**THE PROBLEM**
Report how many lines of the following entries include the string "emoji"; respond with the number alone.

* start GIVEN DATA *

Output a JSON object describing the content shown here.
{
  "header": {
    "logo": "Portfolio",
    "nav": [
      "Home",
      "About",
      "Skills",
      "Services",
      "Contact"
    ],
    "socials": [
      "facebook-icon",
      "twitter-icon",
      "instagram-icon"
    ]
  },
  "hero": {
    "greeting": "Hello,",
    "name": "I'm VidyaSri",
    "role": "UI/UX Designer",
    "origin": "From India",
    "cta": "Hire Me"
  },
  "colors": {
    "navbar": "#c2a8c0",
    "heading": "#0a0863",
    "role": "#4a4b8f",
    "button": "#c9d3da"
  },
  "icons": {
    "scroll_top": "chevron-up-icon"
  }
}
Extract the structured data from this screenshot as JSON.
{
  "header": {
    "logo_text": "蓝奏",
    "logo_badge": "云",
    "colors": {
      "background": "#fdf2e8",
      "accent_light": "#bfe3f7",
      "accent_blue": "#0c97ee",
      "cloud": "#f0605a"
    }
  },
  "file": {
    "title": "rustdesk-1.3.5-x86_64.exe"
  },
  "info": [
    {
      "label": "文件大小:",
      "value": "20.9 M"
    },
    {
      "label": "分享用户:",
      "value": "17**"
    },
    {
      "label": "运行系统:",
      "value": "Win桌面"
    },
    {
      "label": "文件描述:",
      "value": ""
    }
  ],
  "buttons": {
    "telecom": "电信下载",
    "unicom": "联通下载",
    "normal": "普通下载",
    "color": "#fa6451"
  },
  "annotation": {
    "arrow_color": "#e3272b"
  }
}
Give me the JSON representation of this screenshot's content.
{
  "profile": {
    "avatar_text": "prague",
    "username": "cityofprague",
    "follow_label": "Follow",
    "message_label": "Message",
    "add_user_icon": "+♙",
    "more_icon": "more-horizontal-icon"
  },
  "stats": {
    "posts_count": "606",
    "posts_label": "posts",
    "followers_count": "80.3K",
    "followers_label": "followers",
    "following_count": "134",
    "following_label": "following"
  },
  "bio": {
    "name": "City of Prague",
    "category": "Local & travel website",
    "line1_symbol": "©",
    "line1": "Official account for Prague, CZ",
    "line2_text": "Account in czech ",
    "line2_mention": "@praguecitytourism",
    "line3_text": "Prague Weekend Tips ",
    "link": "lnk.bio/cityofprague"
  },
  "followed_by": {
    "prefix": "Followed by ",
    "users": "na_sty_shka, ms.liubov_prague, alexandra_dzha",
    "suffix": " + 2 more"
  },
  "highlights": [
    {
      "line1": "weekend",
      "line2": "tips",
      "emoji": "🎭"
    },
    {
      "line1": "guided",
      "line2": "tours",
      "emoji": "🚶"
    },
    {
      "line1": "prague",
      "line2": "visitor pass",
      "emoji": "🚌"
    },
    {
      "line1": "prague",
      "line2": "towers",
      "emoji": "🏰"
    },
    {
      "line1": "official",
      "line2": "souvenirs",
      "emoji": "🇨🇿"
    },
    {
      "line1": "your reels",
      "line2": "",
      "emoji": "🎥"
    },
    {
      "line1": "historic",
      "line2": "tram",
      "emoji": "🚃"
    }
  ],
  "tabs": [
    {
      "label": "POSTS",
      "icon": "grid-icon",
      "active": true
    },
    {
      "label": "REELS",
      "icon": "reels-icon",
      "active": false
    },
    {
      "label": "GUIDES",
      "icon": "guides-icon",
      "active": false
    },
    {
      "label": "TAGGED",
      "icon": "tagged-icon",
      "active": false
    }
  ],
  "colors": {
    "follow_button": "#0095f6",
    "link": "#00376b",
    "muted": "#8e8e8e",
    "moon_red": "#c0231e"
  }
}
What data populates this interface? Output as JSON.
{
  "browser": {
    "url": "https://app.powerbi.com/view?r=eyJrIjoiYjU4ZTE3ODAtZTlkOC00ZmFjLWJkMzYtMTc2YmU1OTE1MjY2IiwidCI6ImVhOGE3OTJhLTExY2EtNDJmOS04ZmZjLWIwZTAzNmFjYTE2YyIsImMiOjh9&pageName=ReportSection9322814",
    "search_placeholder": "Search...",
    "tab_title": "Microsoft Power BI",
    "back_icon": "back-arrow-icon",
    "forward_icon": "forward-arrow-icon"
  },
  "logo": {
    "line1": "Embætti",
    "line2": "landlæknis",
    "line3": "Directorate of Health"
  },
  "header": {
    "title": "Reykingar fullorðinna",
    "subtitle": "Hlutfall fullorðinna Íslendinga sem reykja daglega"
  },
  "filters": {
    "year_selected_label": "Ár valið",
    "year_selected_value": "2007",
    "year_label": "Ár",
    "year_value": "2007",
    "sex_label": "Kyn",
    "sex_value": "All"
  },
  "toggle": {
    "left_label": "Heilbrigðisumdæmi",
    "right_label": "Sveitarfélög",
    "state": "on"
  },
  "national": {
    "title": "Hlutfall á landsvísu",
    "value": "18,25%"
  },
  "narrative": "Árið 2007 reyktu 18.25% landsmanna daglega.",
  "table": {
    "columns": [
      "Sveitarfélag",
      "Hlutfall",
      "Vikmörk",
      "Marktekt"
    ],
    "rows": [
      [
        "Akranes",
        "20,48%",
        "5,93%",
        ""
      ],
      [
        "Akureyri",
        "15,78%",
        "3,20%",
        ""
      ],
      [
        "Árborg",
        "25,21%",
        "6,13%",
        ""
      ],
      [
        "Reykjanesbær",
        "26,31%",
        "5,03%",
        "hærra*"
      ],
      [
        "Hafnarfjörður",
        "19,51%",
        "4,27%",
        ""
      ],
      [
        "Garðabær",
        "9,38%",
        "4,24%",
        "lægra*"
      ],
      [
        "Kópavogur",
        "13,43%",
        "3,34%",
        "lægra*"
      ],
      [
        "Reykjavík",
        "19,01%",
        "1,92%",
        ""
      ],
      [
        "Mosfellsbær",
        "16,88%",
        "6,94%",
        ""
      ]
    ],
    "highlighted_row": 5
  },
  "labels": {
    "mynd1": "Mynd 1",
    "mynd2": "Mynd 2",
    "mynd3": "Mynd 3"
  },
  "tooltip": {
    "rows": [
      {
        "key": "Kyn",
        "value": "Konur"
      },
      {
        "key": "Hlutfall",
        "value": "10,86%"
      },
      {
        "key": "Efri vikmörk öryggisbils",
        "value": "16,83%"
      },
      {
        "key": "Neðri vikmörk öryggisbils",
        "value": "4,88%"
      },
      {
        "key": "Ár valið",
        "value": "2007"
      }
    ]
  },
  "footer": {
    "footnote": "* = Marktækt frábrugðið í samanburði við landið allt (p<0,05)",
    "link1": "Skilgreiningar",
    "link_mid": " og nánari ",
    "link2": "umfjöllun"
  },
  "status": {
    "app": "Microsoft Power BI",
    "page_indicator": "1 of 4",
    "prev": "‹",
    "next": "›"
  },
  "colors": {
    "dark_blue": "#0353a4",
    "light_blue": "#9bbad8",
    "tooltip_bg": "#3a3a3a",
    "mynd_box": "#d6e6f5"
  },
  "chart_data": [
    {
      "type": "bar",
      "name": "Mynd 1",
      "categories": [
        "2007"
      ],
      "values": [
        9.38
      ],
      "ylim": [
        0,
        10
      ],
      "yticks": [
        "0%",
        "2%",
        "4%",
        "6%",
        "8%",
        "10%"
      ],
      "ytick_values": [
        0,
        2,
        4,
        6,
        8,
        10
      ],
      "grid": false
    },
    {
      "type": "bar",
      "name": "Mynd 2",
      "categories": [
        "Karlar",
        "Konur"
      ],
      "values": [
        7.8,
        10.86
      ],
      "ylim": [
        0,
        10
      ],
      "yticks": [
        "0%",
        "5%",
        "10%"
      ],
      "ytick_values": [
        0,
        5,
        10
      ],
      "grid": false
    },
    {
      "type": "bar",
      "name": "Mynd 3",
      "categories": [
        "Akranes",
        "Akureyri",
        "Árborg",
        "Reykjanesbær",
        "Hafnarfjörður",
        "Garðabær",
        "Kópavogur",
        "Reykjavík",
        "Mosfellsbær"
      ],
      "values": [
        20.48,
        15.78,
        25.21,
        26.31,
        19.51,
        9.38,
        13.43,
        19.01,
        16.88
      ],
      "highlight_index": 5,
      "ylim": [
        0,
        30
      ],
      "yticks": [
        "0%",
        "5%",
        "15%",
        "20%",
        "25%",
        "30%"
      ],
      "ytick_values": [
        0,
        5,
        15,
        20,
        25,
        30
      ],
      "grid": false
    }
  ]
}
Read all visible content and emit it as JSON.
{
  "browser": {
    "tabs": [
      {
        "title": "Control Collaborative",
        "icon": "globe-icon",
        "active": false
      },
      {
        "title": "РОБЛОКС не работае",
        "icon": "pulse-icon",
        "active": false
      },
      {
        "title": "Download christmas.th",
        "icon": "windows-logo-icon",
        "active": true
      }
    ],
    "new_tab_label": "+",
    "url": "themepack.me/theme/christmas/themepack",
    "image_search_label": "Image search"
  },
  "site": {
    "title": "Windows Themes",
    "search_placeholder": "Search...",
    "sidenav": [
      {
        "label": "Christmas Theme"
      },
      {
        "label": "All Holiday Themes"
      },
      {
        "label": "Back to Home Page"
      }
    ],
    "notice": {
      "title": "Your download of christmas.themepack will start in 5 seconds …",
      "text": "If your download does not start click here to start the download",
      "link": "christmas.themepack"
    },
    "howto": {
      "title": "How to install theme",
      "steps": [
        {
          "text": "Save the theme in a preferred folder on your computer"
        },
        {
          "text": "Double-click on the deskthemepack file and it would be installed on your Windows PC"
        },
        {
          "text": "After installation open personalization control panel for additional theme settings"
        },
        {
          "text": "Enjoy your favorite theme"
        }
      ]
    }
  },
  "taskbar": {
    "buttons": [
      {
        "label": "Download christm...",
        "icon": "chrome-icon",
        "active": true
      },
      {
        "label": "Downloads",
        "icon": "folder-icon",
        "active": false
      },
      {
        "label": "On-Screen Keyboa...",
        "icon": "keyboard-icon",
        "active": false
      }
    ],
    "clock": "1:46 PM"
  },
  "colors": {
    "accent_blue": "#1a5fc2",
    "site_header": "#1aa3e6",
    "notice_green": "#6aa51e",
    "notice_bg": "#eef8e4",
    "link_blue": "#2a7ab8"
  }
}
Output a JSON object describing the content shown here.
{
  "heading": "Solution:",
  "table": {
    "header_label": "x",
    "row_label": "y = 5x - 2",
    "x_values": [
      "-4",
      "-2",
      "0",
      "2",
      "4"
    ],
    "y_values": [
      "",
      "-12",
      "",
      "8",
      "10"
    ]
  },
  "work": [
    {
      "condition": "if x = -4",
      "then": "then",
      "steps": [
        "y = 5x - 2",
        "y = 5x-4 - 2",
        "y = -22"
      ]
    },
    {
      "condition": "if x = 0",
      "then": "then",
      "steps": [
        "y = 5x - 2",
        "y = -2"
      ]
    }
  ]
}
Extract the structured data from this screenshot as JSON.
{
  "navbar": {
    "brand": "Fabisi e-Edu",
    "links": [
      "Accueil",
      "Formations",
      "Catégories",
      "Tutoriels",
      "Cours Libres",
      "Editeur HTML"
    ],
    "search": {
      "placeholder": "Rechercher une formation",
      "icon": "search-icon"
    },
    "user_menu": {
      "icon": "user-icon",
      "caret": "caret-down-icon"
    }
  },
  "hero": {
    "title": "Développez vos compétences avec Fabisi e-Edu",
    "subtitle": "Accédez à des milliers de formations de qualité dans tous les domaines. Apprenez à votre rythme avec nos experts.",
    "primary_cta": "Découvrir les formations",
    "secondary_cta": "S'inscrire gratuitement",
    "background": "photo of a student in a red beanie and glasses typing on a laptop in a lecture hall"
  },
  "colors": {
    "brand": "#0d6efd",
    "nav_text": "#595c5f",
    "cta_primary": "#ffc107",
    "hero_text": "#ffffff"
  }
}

* end GIVEN DATA *

**ANSWER TO THE EXERCISE**
7